**Task to complete:**
Copy only the lines from the one containing "OCR this image." through the final line of the records below, exactly as written, with no pictures.

++++

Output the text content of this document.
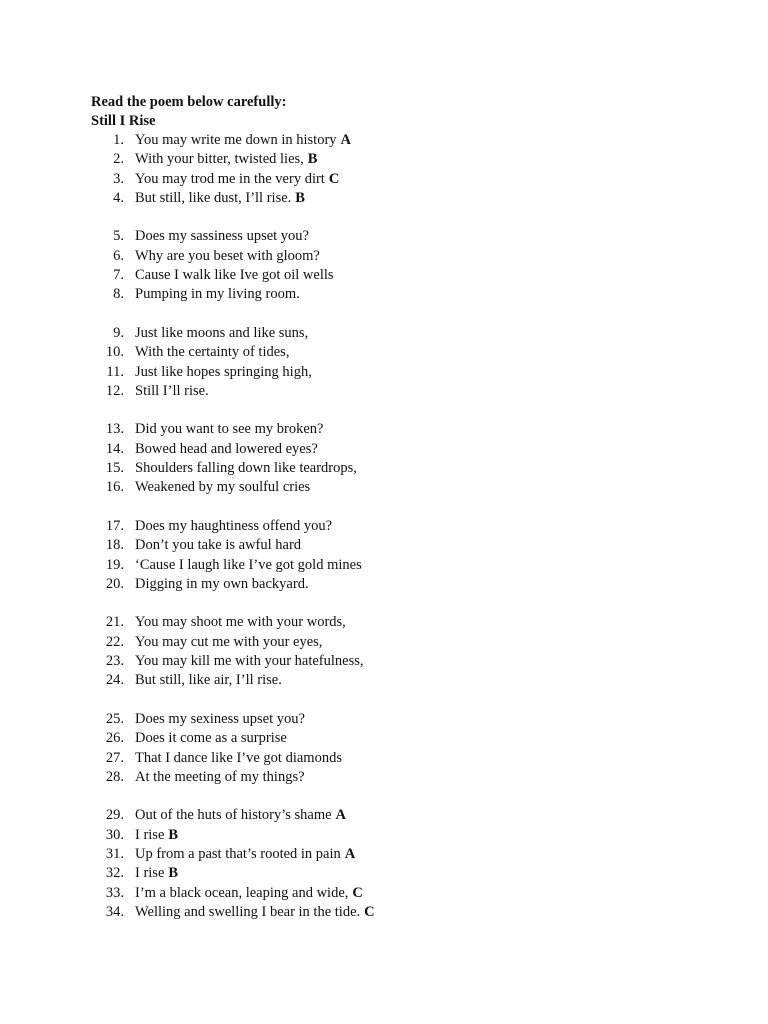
Read the poem below carefully:
Still I Rise
1. You may write me down in history A
2. With your bitter, twisted lies, B
3. You may trod me in the very dirt C
4. But still, like dust, I’ll rise. B
5. Does my sassiness upset you?
6. Why are you beset with gloom?
7. Cause I walk like Ive got oil wells
8. Pumping in my living room.
9. Just like moons and like suns,
10. With the certainty of tides,
11. Just like hopes springing high,
12. Still I’ll rise.
13. Did you want to see my broken?
14. Bowed head and lowered eyes?
15. Shoulders falling down like teardrops,
16. Weakened by my soulful cries
17. Does my haughtiness offend you?
18. Don’t you take is awful hard
19. ‘Cause I laugh like I’ve got gold mines
20. Digging in my own backyard.
21. You may shoot me with your words,
22. You may cut me with your eyes,
23. You may kill me with your hatefulness,
24. But still, like air, I’ll rise.
25. Does my sexiness upset you?
26. Does it come as a surprise
27. That I dance like I’ve got diamonds
28. At the meeting of my things?
29. Out of the huts of history’s shame A
30. I rise B
31. Up from a past that’s rooted in pain A
32. I rise B
33. I’m a black ocean, leaping and wide, C
34. Welling and swelling I bear in the tide. C
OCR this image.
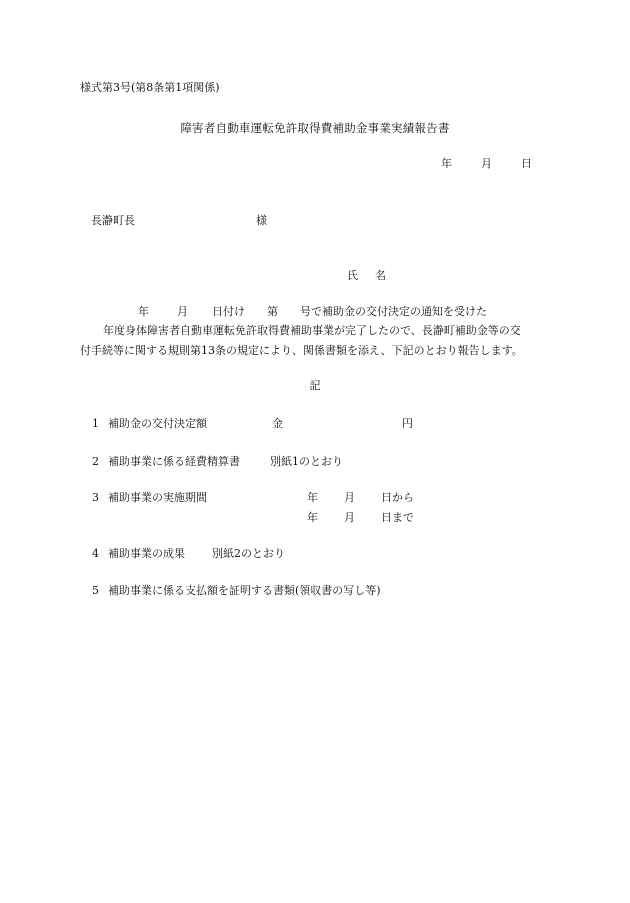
様式第3号(第8条第1項関係)
障害者自動車運転免許取得費補助金事業実績報告書
年	月	日
長瀞町長	様
氏 名
年	月 日付け 第 号で補助金の交付決定の通知を受けた
年度身体障害者自動車運転免許取得費補助事業が完了したので、長瀞町補助金等の交
付手続等に関する規則第13条の規定により、関係書類を添え、下記のとおり報告します。
記
1 補助金の交付決定額	金	円
2 補助事業に係る経費精算書	別紙1のとおり
3 補助事業の実施期間	年 月 日から
年 月 日まで
4 補助事業の成果 別紙2のとおり
5 補助事業に係る支払額を証明する書類(領収書の写し等)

++++

**Answer to the exercise:**
OCR this image.
様式第3号(第8条第1項関係)
障害者自動車運転免許取得費補助金事業実績報告書
年	月	日
長瀞町長	様
氏 名
年	月 日付け 第 号で補助金の交付決定の通知を受けた
年度身体障害者自動車運転免許取得費補助事業が完了したので、長瀞町補助金等の交
付手続等に関する規則第13条の規定により、関係書類を添え、下記のとおり報告します。
記
1 補助金の交付決定額	金	円
2 補助事業に係る経費精算書	別紙1のとおり
3 補助事業の実施期間	年 月 日から
年 月 日まで
4 補助事業の成果 別紙2のとおり
5 補助事業に係る支払額を証明する書類(領収書の写し等)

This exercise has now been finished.